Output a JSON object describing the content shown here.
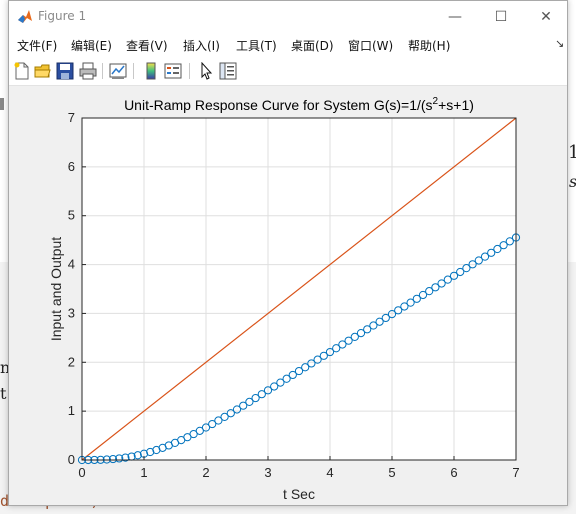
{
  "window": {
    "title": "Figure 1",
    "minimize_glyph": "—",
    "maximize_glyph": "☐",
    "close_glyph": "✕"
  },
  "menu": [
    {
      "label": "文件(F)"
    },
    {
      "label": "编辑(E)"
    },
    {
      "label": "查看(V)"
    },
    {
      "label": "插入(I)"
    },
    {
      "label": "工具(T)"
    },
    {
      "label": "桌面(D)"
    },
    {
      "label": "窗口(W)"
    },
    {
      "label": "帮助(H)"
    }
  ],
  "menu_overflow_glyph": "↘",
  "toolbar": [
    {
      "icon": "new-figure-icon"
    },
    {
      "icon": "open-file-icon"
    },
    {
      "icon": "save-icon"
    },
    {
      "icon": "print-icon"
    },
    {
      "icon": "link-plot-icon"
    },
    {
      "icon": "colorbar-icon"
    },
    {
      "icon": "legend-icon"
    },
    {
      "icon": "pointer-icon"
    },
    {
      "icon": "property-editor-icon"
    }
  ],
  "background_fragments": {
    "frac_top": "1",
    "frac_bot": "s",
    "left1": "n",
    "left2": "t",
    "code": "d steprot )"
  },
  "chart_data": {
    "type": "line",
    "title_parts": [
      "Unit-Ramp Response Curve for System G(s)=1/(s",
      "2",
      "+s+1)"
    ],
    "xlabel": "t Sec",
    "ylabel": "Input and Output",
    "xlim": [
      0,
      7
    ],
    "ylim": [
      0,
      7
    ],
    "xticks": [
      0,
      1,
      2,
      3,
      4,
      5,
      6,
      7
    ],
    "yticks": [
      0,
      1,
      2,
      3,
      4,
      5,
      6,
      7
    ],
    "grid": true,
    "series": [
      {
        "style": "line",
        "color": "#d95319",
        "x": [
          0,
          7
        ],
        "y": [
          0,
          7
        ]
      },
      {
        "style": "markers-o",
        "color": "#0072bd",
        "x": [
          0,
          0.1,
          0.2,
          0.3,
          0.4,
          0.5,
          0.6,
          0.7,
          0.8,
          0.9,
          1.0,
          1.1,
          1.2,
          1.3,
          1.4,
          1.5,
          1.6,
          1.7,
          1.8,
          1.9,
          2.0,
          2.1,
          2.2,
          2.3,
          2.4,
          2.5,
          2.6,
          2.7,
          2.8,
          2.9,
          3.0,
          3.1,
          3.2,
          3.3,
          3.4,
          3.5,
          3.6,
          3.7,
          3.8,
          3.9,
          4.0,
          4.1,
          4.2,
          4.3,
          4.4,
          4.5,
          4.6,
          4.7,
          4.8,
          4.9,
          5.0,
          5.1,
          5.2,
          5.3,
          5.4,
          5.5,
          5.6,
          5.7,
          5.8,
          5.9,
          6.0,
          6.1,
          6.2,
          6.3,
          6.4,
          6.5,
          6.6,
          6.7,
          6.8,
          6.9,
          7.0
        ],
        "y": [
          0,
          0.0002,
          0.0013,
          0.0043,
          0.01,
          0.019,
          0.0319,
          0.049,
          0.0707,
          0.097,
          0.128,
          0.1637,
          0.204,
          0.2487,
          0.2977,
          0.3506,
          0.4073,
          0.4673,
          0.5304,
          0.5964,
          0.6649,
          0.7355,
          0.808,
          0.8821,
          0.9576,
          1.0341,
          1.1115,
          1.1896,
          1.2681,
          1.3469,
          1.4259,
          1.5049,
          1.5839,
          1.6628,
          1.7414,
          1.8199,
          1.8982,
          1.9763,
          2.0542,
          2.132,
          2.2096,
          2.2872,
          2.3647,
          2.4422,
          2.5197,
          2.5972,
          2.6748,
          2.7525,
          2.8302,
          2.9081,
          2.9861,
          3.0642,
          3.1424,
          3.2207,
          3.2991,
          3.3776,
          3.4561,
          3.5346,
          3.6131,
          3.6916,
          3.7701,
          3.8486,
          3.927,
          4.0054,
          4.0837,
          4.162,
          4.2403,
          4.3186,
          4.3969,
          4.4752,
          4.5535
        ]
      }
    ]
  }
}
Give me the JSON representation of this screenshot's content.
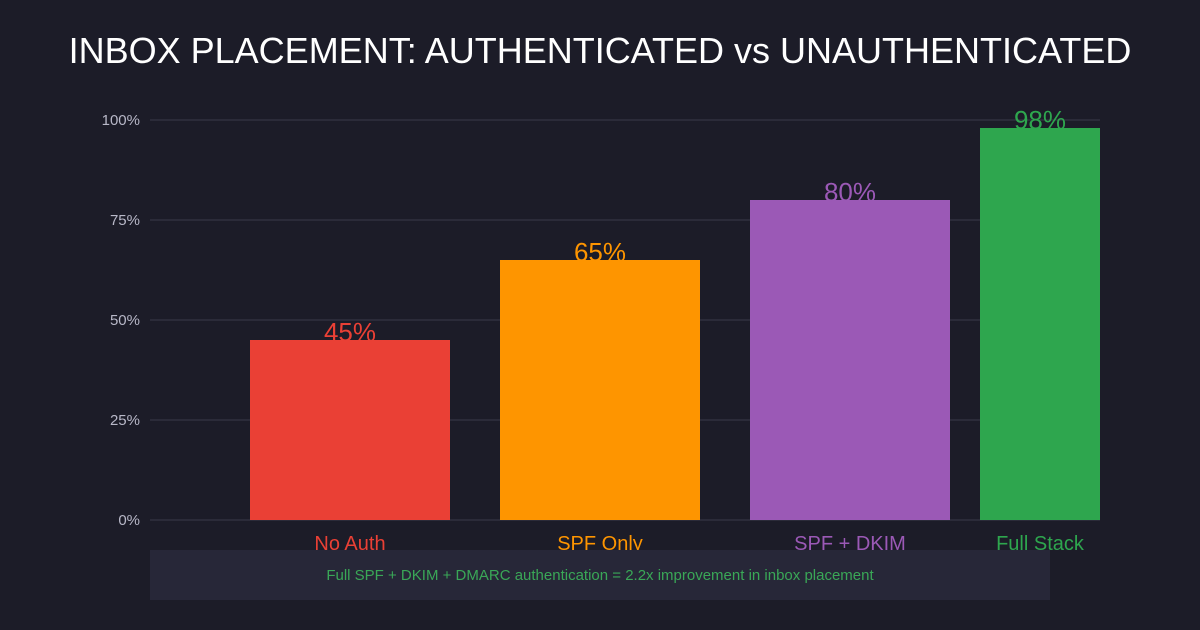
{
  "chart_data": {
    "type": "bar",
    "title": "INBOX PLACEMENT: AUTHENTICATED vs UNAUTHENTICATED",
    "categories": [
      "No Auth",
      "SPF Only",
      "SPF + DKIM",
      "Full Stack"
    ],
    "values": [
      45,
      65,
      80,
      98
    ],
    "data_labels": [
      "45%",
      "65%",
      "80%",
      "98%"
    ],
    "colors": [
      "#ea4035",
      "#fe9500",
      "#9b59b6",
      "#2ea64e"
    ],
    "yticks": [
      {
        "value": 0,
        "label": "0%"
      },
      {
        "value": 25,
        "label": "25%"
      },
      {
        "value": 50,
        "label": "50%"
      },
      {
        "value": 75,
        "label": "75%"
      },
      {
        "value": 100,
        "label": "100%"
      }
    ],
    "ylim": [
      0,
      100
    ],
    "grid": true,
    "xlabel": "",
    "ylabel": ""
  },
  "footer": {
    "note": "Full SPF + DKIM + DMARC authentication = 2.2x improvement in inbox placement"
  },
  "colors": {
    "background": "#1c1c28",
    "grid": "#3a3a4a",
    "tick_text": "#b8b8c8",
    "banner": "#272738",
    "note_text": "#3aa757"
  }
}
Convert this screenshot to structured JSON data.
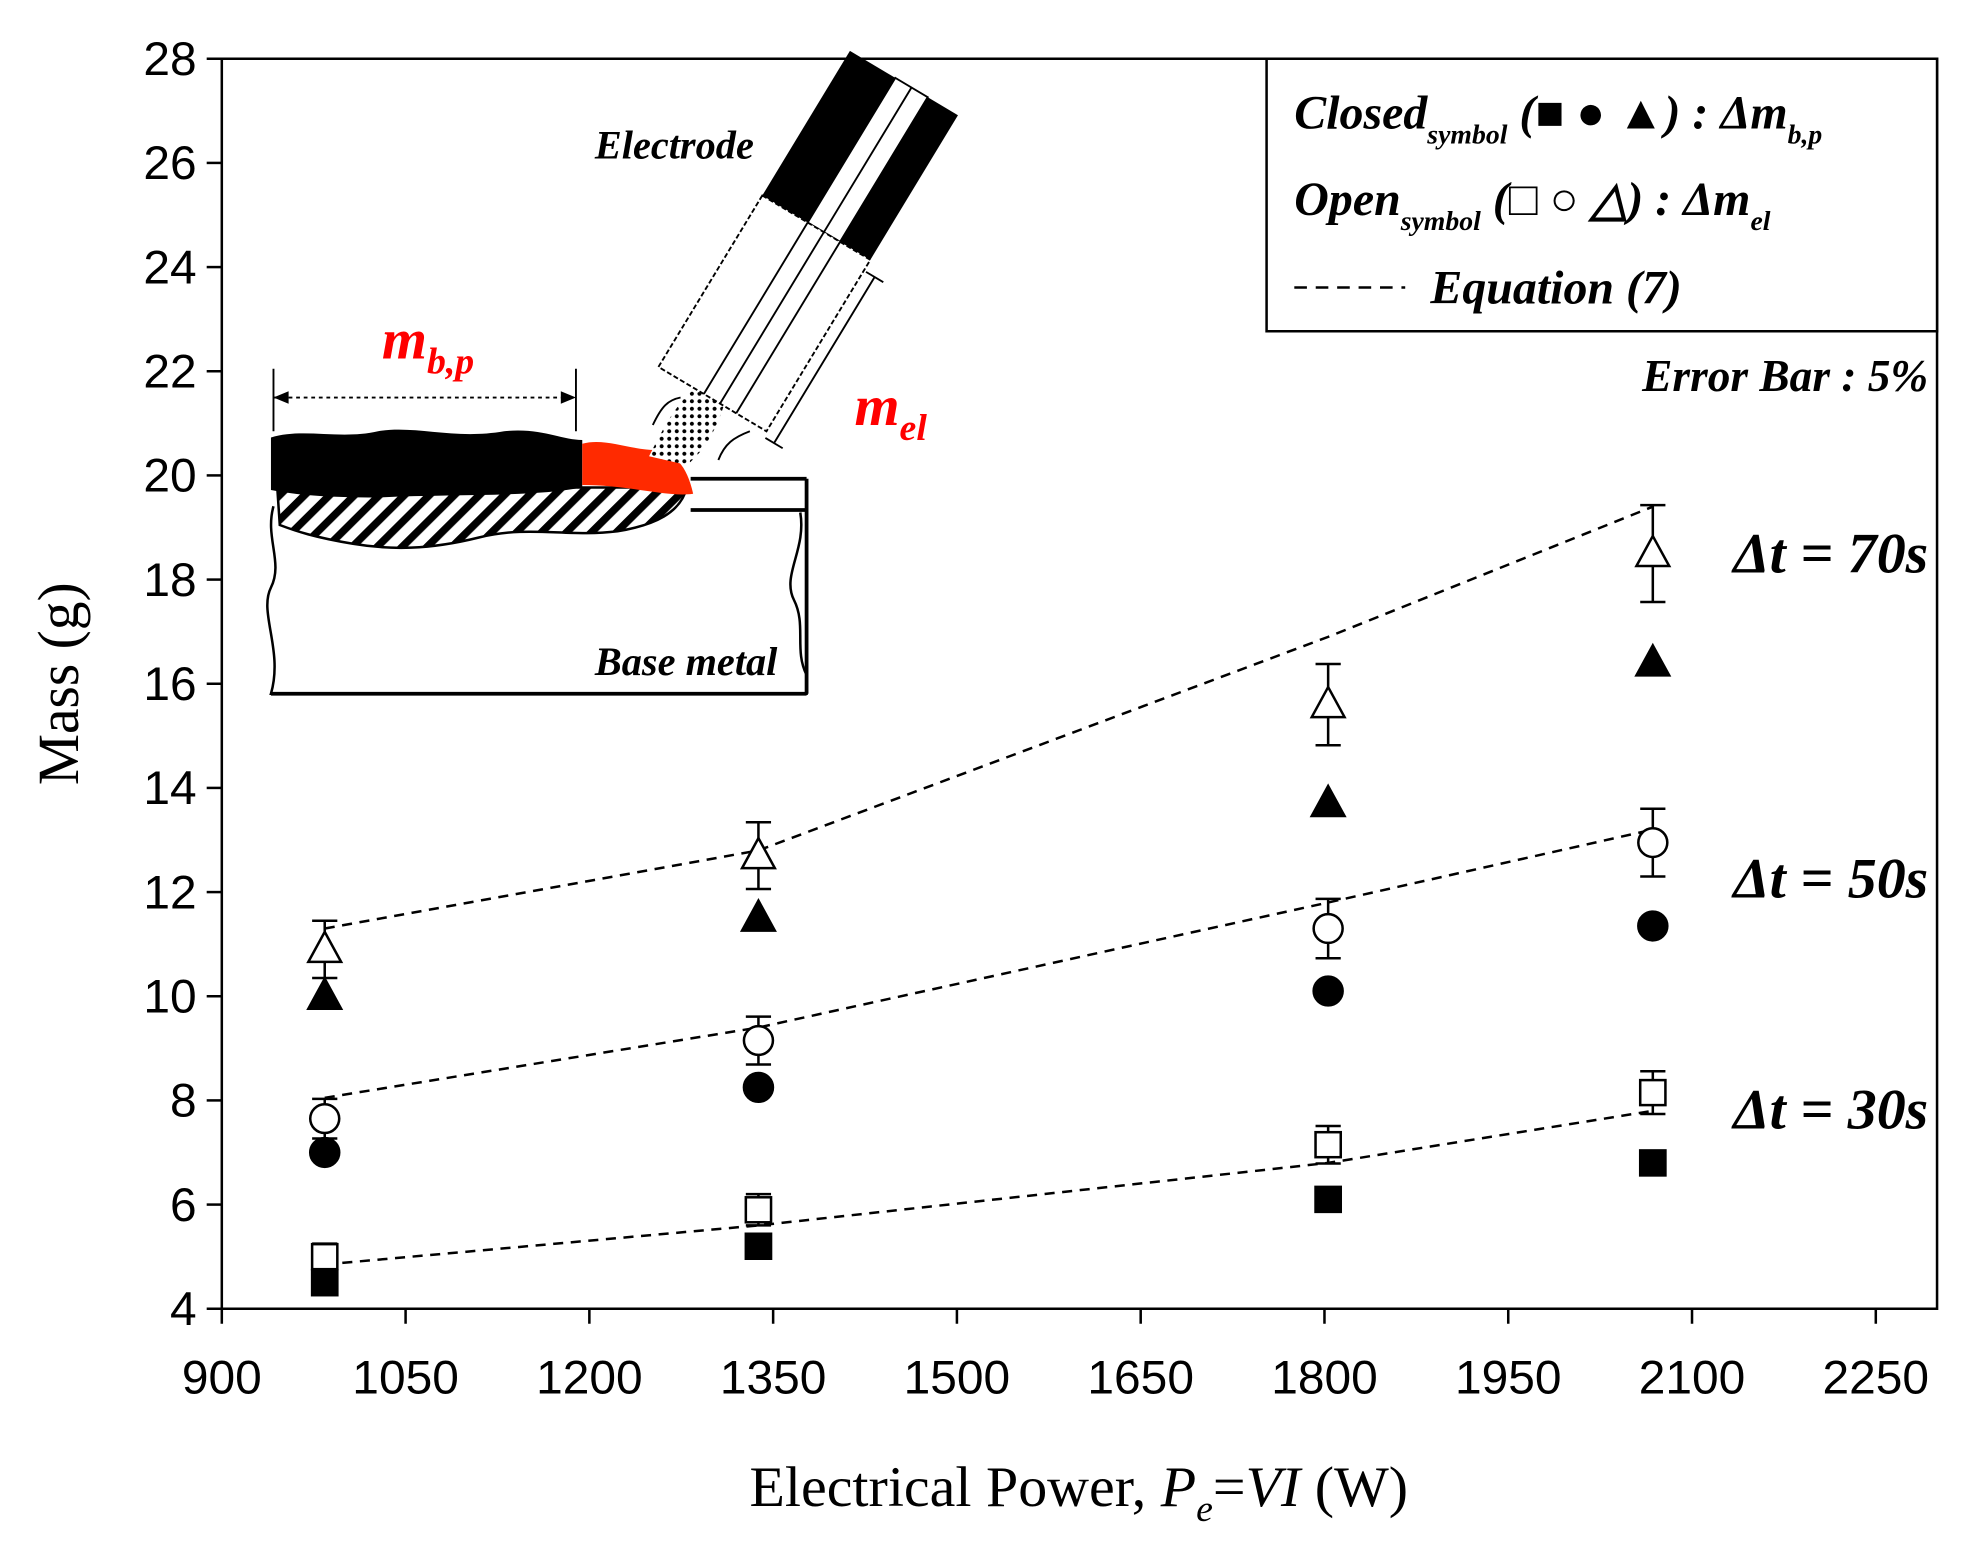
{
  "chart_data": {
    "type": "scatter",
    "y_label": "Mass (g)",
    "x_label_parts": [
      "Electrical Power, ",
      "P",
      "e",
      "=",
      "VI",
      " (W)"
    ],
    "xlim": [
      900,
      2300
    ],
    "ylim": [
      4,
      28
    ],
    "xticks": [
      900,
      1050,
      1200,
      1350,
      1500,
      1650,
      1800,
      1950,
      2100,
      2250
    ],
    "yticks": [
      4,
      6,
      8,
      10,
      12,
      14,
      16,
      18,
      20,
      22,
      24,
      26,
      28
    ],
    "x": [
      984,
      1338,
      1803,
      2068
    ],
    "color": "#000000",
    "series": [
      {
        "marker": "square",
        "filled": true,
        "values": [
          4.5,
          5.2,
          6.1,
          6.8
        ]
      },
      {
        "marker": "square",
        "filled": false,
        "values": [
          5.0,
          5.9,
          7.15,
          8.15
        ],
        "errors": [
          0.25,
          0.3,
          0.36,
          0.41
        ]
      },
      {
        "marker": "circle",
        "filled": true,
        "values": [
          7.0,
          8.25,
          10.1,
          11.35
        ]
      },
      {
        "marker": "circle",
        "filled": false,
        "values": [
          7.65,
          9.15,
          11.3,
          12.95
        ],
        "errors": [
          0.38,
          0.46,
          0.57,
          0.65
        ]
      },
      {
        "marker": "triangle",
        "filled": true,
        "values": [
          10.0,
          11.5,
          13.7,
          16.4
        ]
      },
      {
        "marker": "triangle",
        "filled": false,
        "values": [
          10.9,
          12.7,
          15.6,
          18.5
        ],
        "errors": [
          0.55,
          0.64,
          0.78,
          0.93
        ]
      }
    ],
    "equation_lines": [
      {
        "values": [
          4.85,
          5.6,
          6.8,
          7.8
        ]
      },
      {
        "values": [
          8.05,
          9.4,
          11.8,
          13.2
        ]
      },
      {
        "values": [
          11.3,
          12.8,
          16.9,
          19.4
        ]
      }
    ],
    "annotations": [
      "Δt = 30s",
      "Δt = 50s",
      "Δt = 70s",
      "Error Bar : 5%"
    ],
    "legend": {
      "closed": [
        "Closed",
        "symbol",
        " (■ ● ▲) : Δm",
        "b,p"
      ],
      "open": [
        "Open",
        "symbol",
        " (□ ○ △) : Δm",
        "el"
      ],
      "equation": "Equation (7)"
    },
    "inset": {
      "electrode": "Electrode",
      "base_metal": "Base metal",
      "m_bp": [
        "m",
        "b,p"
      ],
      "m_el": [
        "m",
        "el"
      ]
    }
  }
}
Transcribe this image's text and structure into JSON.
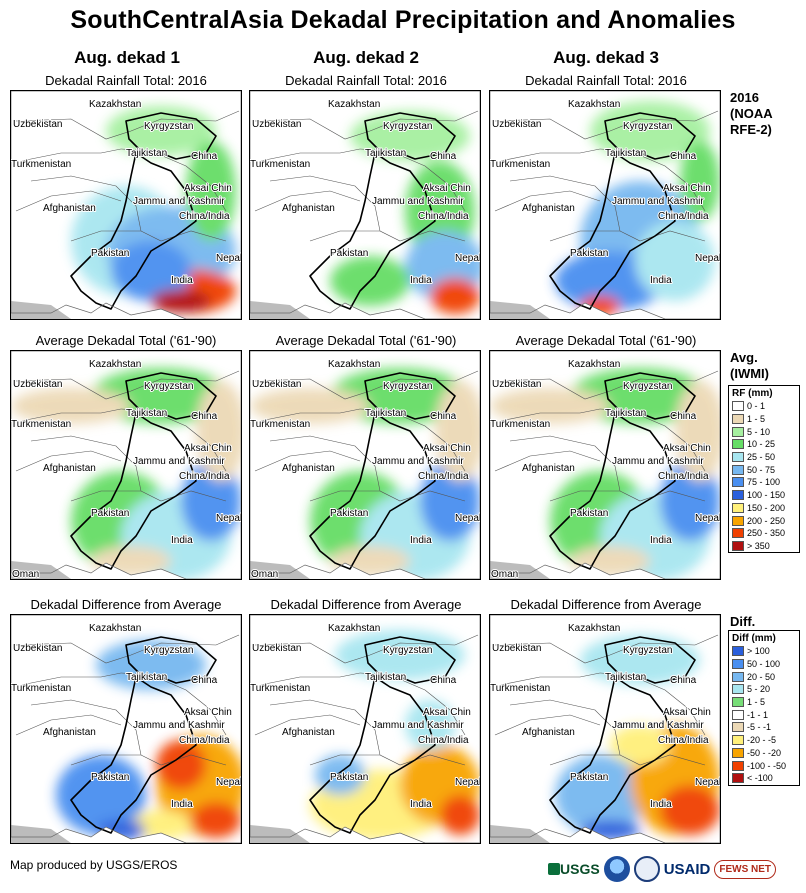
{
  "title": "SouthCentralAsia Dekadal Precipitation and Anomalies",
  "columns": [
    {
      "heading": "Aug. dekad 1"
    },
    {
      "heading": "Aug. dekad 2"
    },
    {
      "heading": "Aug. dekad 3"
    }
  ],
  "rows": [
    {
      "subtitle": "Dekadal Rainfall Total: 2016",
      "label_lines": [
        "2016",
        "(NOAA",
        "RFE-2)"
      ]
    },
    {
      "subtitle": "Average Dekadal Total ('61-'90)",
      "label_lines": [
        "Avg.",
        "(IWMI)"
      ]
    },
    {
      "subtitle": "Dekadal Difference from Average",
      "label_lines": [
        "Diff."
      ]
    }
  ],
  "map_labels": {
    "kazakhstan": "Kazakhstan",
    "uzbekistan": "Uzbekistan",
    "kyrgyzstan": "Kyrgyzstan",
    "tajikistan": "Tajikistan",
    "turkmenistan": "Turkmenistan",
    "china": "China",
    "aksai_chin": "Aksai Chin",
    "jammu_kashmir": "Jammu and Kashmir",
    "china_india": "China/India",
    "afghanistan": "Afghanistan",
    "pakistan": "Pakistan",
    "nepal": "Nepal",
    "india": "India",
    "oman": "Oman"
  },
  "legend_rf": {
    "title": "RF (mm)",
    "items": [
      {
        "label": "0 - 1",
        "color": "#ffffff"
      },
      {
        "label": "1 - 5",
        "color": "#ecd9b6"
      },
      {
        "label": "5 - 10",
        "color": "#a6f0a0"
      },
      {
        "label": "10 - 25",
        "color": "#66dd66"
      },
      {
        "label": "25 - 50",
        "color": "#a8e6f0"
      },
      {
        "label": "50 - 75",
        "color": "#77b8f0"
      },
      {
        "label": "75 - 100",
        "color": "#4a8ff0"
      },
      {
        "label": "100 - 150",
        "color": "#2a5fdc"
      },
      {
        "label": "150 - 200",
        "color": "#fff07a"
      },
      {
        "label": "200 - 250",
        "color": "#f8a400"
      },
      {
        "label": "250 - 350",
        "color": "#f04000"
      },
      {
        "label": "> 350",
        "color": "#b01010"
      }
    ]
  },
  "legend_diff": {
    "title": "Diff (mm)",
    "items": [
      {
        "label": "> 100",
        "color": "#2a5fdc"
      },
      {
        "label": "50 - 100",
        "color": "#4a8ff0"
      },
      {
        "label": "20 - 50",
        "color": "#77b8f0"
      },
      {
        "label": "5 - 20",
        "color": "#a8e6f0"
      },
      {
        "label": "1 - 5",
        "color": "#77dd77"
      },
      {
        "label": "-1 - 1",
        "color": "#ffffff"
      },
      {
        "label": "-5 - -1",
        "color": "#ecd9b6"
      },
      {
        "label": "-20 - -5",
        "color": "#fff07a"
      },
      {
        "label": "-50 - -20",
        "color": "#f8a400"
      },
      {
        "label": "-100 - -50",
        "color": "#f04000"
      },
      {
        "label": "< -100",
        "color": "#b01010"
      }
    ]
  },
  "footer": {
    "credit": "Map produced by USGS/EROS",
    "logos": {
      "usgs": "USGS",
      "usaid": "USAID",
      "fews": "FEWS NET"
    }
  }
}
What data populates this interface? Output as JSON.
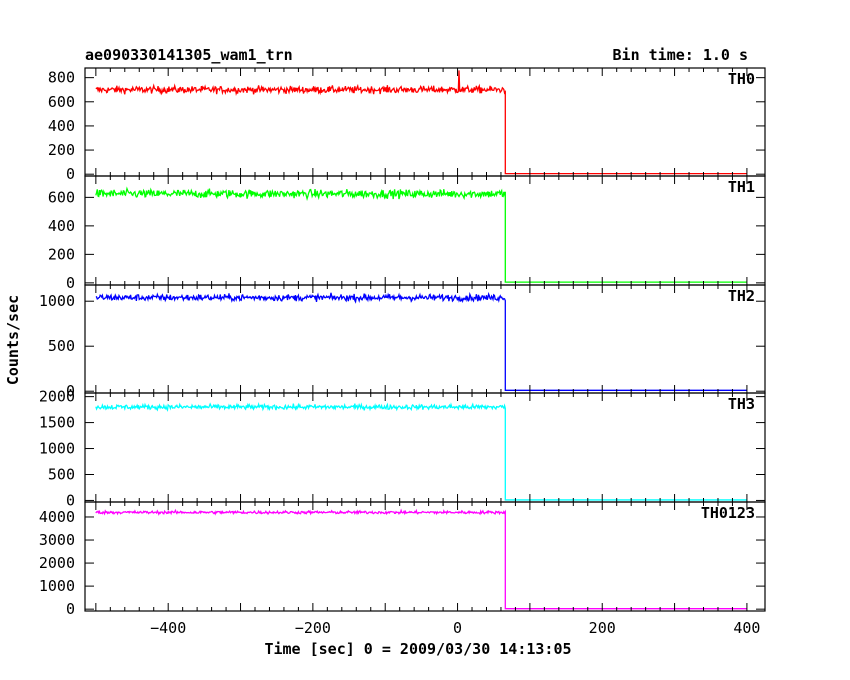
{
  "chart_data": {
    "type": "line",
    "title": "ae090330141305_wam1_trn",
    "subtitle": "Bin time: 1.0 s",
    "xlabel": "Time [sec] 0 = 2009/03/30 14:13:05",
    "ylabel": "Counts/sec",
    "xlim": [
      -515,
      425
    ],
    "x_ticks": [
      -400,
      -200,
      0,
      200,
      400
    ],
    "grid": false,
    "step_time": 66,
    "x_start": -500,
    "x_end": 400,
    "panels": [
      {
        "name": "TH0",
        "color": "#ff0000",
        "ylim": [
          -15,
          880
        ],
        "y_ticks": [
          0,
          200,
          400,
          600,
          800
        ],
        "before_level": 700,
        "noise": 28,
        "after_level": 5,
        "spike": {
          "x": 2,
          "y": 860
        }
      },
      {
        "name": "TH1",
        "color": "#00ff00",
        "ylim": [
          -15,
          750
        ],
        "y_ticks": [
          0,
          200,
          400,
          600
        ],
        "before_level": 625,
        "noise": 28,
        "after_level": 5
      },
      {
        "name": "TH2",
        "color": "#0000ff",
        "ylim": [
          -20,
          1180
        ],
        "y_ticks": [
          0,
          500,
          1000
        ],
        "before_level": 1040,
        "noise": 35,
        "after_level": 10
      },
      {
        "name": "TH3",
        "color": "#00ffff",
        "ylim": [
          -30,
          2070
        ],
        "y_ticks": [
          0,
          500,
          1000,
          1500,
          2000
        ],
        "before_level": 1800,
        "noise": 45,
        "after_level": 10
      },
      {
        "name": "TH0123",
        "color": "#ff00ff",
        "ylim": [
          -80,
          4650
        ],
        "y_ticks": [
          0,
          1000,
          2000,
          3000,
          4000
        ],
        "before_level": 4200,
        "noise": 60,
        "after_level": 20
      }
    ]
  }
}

## WORK REQUIRED
Find the word "Average" in the material, then list each line that holds it.

## EXPECTED ANSWER
      "subtitle": "Average Dekadal Total ('61-'90)",
      "subtitle": "Dekadal Difference from Average",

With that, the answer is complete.